Stated task: Write out all lines holding the word "Trained".

Data provided:
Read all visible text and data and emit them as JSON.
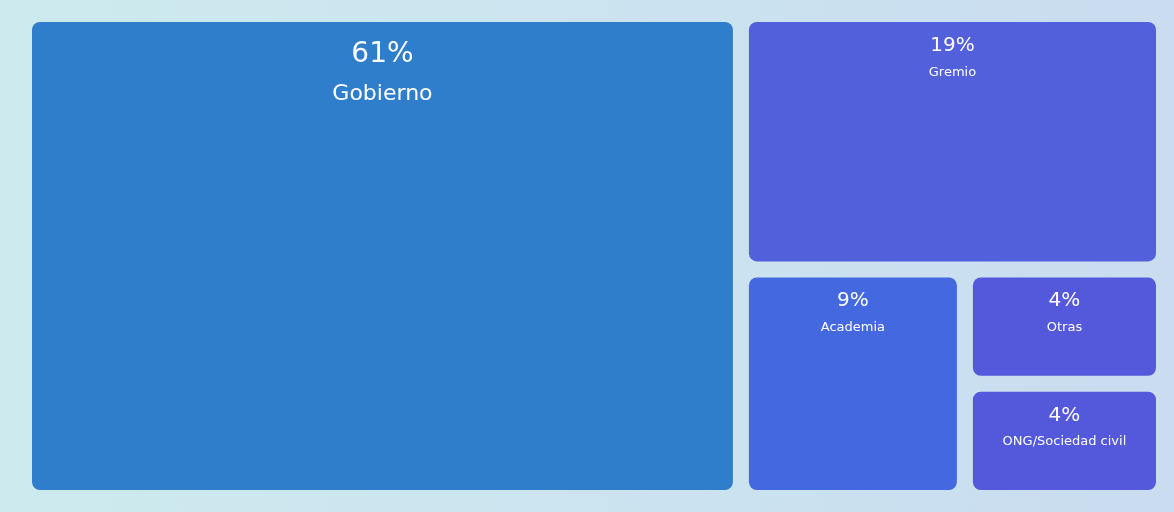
{
  "chart_data": {
    "type": "other",
    "categories": [
      "Gobierno",
      "Gremio",
      "Academia",
      "ONG/Sociedad civil",
      "Otras"
    ],
    "values": [
      61,
      19,
      9,
      4,
      4
    ],
    "value_labels": [
      "61%",
      "19%",
      "9%",
      "4%",
      "4%"
    ],
    "colors": [
      "#2f7ecb",
      "#5260dc",
      "#4468e0",
      "#5459dc",
      "#5459dc"
    ]
  }
}
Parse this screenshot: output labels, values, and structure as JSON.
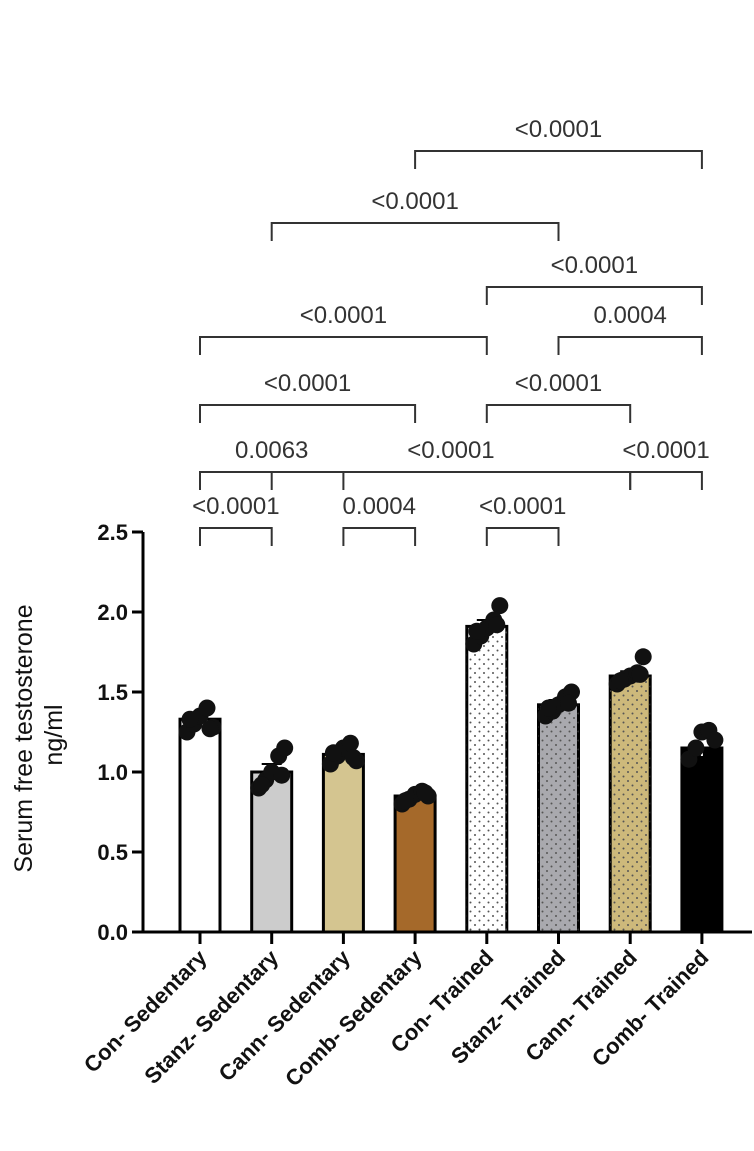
{
  "chart_data": {
    "type": "bar",
    "title": "",
    "ylabel": "Serum free testosterone\nng/ml",
    "xlabel": "",
    "ylim": [
      0,
      2.5
    ],
    "yticks": [
      "0.0",
      "0.5",
      "1.0",
      "1.5",
      "2.0",
      "2.5"
    ],
    "yticks_values": [
      0,
      0.5,
      1.0,
      1.5,
      2.0,
      2.5
    ],
    "categories": [
      "Con- Sedentary",
      "Stanz- Sedentary",
      "Cann- Sedentary",
      "Comb- Sedentary",
      "Con- Trained",
      "Stanz- Trained",
      "Cann- Trained",
      "Comb- Trained"
    ],
    "values": [
      1.33,
      1.0,
      1.11,
      0.85,
      1.91,
      1.42,
      1.6,
      1.15
    ],
    "sem": [
      0.04,
      0.05,
      0.04,
      0.02,
      0.04,
      0.03,
      0.03,
      0.05
    ],
    "fills": [
      "#ffffff",
      "#cccccc",
      "#d4c590",
      "#a5692a",
      "#ffffff",
      "#a9a9ae",
      "#cdb97b",
      "#000000"
    ],
    "patterns": [
      "none",
      "none",
      "none",
      "none",
      "dots",
      "dots",
      "dots",
      "none"
    ],
    "points": [
      [
        1.25,
        1.3,
        1.35,
        1.4,
        1.28,
        1.33,
        1.27
      ],
      [
        0.9,
        0.95,
        1.0,
        1.1,
        1.15,
        0.92,
        0.98
      ],
      [
        1.05,
        1.1,
        1.15,
        1.18,
        1.07,
        1.12,
        1.09
      ],
      [
        0.8,
        0.83,
        0.86,
        0.88,
        0.85,
        0.82,
        0.87
      ],
      [
        1.8,
        1.85,
        1.9,
        1.95,
        2.04,
        1.88,
        1.92
      ],
      [
        1.35,
        1.38,
        1.42,
        1.47,
        1.5,
        1.4,
        1.43
      ],
      [
        1.55,
        1.58,
        1.6,
        1.62,
        1.72,
        1.57,
        1.61
      ],
      [
        1.08,
        1.15,
        1.25,
        1.26,
        1.2
      ]
    ],
    "comparisons": [
      {
        "a": 0,
        "b": 1,
        "p": "<0.0001"
      },
      {
        "a": 2,
        "b": 3,
        "p": "0.0004"
      },
      {
        "a": 4,
        "b": 5,
        "p": "<0.0001"
      },
      {
        "a": 0,
        "b": 2,
        "p": "0.0063"
      },
      {
        "a": 1,
        "b": 6,
        "p": "<0.0001"
      },
      {
        "a": 6,
        "b": 7,
        "p": "<0.0001"
      },
      {
        "a": 0,
        "b": 3,
        "p": "<0.0001"
      },
      {
        "a": 4,
        "b": 6,
        "p": "<0.0001"
      },
      {
        "a": 0,
        "b": 4,
        "p": "<0.0001"
      },
      {
        "a": 5,
        "b": 7,
        "p": "0.0004"
      },
      {
        "a": 4,
        "b": 7,
        "p": "<0.0001"
      },
      {
        "a": 1,
        "b": 5,
        "p": "<0.0001"
      },
      {
        "a": 3,
        "b": 7,
        "p": "<0.0001"
      }
    ]
  }
}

Answer to this problem:
      "Con- Trained",
      "Stanz- Trained",
      "Cann- Trained",
      "Comb- Trained"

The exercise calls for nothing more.